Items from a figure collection

====

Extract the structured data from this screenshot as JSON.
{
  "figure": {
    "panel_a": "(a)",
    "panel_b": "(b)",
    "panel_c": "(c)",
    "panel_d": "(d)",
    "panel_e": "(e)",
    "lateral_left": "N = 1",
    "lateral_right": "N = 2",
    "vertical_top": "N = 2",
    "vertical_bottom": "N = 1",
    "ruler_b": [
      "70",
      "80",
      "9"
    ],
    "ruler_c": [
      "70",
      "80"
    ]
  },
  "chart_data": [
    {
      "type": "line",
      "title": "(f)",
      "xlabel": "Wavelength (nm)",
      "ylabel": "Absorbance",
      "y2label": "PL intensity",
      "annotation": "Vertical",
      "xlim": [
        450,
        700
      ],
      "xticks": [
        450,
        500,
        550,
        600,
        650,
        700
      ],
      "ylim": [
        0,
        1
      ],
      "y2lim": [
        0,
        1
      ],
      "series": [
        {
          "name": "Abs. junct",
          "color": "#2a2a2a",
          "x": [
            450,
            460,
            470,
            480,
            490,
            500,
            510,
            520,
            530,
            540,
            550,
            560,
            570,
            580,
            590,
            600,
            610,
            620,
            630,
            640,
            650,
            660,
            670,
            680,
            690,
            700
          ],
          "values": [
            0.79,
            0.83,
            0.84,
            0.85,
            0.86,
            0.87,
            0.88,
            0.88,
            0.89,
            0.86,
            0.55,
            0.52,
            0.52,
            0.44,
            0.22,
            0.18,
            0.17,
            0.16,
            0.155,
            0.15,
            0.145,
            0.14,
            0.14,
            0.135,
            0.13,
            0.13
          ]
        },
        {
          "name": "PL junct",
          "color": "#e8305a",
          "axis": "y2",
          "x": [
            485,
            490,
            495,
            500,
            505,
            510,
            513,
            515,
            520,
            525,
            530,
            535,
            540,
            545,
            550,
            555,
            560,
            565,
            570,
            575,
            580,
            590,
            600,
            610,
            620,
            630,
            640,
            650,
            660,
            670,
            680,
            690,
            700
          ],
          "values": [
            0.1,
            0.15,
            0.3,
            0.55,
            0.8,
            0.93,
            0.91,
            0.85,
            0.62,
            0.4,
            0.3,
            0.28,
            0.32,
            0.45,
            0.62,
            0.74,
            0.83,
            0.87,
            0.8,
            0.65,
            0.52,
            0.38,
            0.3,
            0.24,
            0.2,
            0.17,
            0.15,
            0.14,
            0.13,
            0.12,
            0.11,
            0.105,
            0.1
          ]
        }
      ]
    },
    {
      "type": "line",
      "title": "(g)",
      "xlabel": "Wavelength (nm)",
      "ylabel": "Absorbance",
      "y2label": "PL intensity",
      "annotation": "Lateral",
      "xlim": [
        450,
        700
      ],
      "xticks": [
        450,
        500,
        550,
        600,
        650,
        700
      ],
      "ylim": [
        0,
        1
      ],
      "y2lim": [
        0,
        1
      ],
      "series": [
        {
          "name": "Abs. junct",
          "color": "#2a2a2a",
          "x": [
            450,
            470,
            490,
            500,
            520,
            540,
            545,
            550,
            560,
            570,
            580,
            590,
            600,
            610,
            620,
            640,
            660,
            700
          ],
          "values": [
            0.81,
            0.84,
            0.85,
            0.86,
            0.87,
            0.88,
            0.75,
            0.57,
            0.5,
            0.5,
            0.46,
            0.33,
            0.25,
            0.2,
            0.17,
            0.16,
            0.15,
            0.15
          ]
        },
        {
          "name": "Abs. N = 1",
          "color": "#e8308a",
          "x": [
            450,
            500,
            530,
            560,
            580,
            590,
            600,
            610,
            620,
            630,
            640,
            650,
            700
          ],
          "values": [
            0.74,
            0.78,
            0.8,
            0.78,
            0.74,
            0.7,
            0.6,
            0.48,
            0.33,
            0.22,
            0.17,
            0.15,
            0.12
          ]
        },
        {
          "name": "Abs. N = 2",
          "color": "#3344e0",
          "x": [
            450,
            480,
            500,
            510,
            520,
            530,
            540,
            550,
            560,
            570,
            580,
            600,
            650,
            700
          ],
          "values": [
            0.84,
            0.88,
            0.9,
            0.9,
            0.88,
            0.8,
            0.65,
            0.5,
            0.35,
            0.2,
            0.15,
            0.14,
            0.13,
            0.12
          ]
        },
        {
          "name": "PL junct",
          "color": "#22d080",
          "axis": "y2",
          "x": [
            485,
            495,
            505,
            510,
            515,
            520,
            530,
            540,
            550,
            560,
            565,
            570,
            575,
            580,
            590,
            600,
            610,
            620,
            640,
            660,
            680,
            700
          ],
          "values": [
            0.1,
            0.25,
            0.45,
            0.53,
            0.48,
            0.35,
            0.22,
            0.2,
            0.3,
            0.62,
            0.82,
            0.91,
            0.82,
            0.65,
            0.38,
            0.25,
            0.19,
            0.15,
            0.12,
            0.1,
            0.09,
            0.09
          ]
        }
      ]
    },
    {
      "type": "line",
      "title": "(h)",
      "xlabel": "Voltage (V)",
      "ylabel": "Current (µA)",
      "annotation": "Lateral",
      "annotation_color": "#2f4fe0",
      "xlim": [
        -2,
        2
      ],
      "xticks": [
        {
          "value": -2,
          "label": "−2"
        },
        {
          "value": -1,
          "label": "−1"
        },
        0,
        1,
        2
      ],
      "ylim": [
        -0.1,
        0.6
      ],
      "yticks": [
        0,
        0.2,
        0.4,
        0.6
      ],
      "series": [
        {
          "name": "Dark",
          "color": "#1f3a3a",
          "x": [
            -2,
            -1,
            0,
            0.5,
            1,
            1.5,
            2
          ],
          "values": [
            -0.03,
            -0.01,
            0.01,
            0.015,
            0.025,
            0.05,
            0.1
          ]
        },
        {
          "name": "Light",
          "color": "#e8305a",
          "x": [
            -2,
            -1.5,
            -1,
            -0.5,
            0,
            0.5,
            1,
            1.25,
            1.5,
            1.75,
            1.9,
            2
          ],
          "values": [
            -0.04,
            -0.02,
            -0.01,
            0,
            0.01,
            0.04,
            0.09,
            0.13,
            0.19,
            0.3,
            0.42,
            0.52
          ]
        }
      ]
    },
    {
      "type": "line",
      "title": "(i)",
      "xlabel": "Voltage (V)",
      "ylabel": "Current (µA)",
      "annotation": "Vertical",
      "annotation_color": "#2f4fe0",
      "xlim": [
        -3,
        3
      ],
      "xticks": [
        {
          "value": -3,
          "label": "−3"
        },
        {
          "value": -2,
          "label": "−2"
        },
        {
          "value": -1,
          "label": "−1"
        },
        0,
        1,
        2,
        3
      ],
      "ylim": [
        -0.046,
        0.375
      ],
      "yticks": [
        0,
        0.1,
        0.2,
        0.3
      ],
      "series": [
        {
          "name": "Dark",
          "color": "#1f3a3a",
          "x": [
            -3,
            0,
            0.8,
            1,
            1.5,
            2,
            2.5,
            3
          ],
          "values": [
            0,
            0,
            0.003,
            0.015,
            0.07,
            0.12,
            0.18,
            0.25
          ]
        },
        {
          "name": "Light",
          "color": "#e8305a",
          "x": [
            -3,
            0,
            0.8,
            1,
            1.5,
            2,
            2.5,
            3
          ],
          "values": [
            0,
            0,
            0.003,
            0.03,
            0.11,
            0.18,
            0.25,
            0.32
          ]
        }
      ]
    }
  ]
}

====

* [Task requirements]
Print every record above exactly as written.

* [Task answer]
Extract the structured data from this screenshot as JSON.
{
  "figure": {
    "panel_a": "(a)",
    "panel_b": "(b)",
    "panel_c": "(c)",
    "panel_d": "(d)",
    "panel_e": "(e)",
    "lateral_left": "N = 1",
    "lateral_right": "N = 2",
    "vertical_top": "N = 2",
    "vertical_bottom": "N = 1",
    "ruler_b": [
      "70",
      "80",
      "9"
    ],
    "ruler_c": [
      "70",
      "80"
    ]
  },
  "chart_data": [
    {
      "type": "line",
      "title": "(f)",
      "xlabel": "Wavelength (nm)",
      "ylabel": "Absorbance",
      "y2label": "PL intensity",
      "annotation": "Vertical",
      "xlim": [
        450,
        700
      ],
      "xticks": [
        450,
        500,
        550,
        600,
        650,
        700
      ],
      "ylim": [
        0,
        1
      ],
      "y2lim": [
        0,
        1
      ],
      "series": [
        {
          "name": "Abs. junct",
          "color": "#2a2a2a",
          "x": [
            450,
            460,
            470,
            480,
            490,
            500,
            510,
            520,
            530,
            540,
            550,
            560,
            570,
            580,
            590,
            600,
            610,
            620,
            630,
            640,
            650,
            660,
            670,
            680,
            690,
            700
          ],
          "values": [
            0.79,
            0.83,
            0.84,
            0.85,
            0.86,
            0.87,
            0.88,
            0.88,
            0.89,
            0.86,
            0.55,
            0.52,
            0.52,
            0.44,
            0.22,
            0.18,
            0.17,
            0.16,
            0.155,
            0.15,
            0.145,
            0.14,
            0.14,
            0.135,
            0.13,
            0.13
          ]
        },
        {
          "name": "PL junct",
          "color": "#e8305a",
          "axis": "y2",
          "x": [
            485,
            490,
            495,
            500,
            505,
            510,
            513,
            515,
            520,
            525,
            530,
            535,
            540,
            545,
            550,
            555,
            560,
            565,
            570,
            575,
            580,
            590,
            600,
            610,
            620,
            630,
            640,
            650,
            660,
            670,
            680,
            690,
            700
          ],
          "values": [
            0.1,
            0.15,
            0.3,
            0.55,
            0.8,
            0.93,
            0.91,
            0.85,
            0.62,
            0.4,
            0.3,
            0.28,
            0.32,
            0.45,
            0.62,
            0.74,
            0.83,
            0.87,
            0.8,
            0.65,
            0.52,
            0.38,
            0.3,
            0.24,
            0.2,
            0.17,
            0.15,
            0.14,
            0.13,
            0.12,
            0.11,
            0.105,
            0.1
          ]
        }
      ]
    },
    {
      "type": "line",
      "title": "(g)",
      "xlabel": "Wavelength (nm)",
      "ylabel": "Absorbance",
      "y2label": "PL intensity",
      "annotation": "Lateral",
      "xlim": [
        450,
        700
      ],
      "xticks": [
        450,
        500,
        550,
        600,
        650,
        700
      ],
      "ylim": [
        0,
        1
      ],
      "y2lim": [
        0,
        1
      ],
      "series": [
        {
          "name": "Abs. junct",
          "color": "#2a2a2a",
          "x": [
            450,
            470,
            490,
            500,
            520,
            540,
            545,
            550,
            560,
            570,
            580,
            590,
            600,
            610,
            620,
            640,
            660,
            700
          ],
          "values": [
            0.81,
            0.84,
            0.85,
            0.86,
            0.87,
            0.88,
            0.75,
            0.57,
            0.5,
            0.5,
            0.46,
            0.33,
            0.25,
            0.2,
            0.17,
            0.16,
            0.15,
            0.15
          ]
        },
        {
          "name": "Abs. N = 1",
          "color": "#e8308a",
          "x": [
            450,
            500,
            530,
            560,
            580,
            590,
            600,
            610,
            620,
            630,
            640,
            650,
            700
          ],
          "values": [
            0.74,
            0.78,
            0.8,
            0.78,
            0.74,
            0.7,
            0.6,
            0.48,
            0.33,
            0.22,
            0.17,
            0.15,
            0.12
          ]
        },
        {
          "name": "Abs. N = 2",
          "color": "#3344e0",
          "x": [
            450,
            480,
            500,
            510,
            520,
            530,
            540,
            550,
            560,
            570,
            580,
            600,
            650,
            700
          ],
          "values": [
            0.84,
            0.88,
            0.9,
            0.9,
            0.88,
            0.8,
            0.65,
            0.5,
            0.35,
            0.2,
            0.15,
            0.14,
            0.13,
            0.12
          ]
        },
        {
          "name": "PL junct",
          "color": "#22d080",
          "axis": "y2",
          "x": [
            485,
            495,
            505,
            510,
            515,
            520,
            530,
            540,
            550,
            560,
            565,
            570,
            575,
            580,
            590,
            600,
            610,
            620,
            640,
            660,
            680,
            700
          ],
          "values": [
            0.1,
            0.25,
            0.45,
            0.53,
            0.48,
            0.35,
            0.22,
            0.2,
            0.3,
            0.62,
            0.82,
            0.91,
            0.82,
            0.65,
            0.38,
            0.25,
            0.19,
            0.15,
            0.12,
            0.1,
            0.09,
            0.09
          ]
        }
      ]
    },
    {
      "type": "line",
      "title": "(h)",
      "xlabel": "Voltage (V)",
      "ylabel": "Current (µA)",
      "annotation": "Lateral",
      "annotation_color": "#2f4fe0",
      "xlim": [
        -2,
        2
      ],
      "xticks": [
        {
          "value": -2,
          "label": "−2"
        },
        {
          "value": -1,
          "label": "−1"
        },
        0,
        1,
        2
      ],
      "ylim": [
        -0.1,
        0.6
      ],
      "yticks": [
        0,
        0.2,
        0.4,
        0.6
      ],
      "series": [
        {
          "name": "Dark",
          "color": "#1f3a3a",
          "x": [
            -2,
            -1,
            0,
            0.5,
            1,
            1.5,
            2
          ],
          "values": [
            -0.03,
            -0.01,
            0.01,
            0.015,
            0.025,
            0.05,
            0.1
          ]
        },
        {
          "name": "Light",
          "color": "#e8305a",
          "x": [
            -2,
            -1.5,
            -1,
            -0.5,
            0,
            0.5,
            1,
            1.25,
            1.5,
            1.75,
            1.9,
            2
          ],
          "values": [
            -0.04,
            -0.02,
            -0.01,
            0,
            0.01,
            0.04,
            0.09,
            0.13,
            0.19,
            0.3,
            0.42,
            0.52
          ]
        }
      ]
    },
    {
      "type": "line",
      "title": "(i)",
      "xlabel": "Voltage (V)",
      "ylabel": "Current (µA)",
      "annotation": "Vertical",
      "annotation_color": "#2f4fe0",
      "xlim": [
        -3,
        3
      ],
      "xticks": [
        {
          "value": -3,
          "label": "−3"
        },
        {
          "value": -2,
          "label": "−2"
        },
        {
          "value": -1,
          "label": "−1"
        },
        0,
        1,
        2,
        3
      ],
      "ylim": [
        -0.046,
        0.375
      ],
      "yticks": [
        0,
        0.1,
        0.2,
        0.3
      ],
      "series": [
        {
          "name": "Dark",
          "color": "#1f3a3a",
          "x": [
            -3,
            0,
            0.8,
            1,
            1.5,
            2,
            2.5,
            3
          ],
          "values": [
            0,
            0,
            0.003,
            0.015,
            0.07,
            0.12,
            0.18,
            0.25
          ]
        },
        {
          "name": "Light",
          "color": "#e8305a",
          "x": [
            -3,
            0,
            0.8,
            1,
            1.5,
            2,
            2.5,
            3
          ],
          "values": [
            0,
            0,
            0.003,
            0.03,
            0.11,
            0.18,
            0.25,
            0.32
          ]
        }
      ]
    }
  ]
}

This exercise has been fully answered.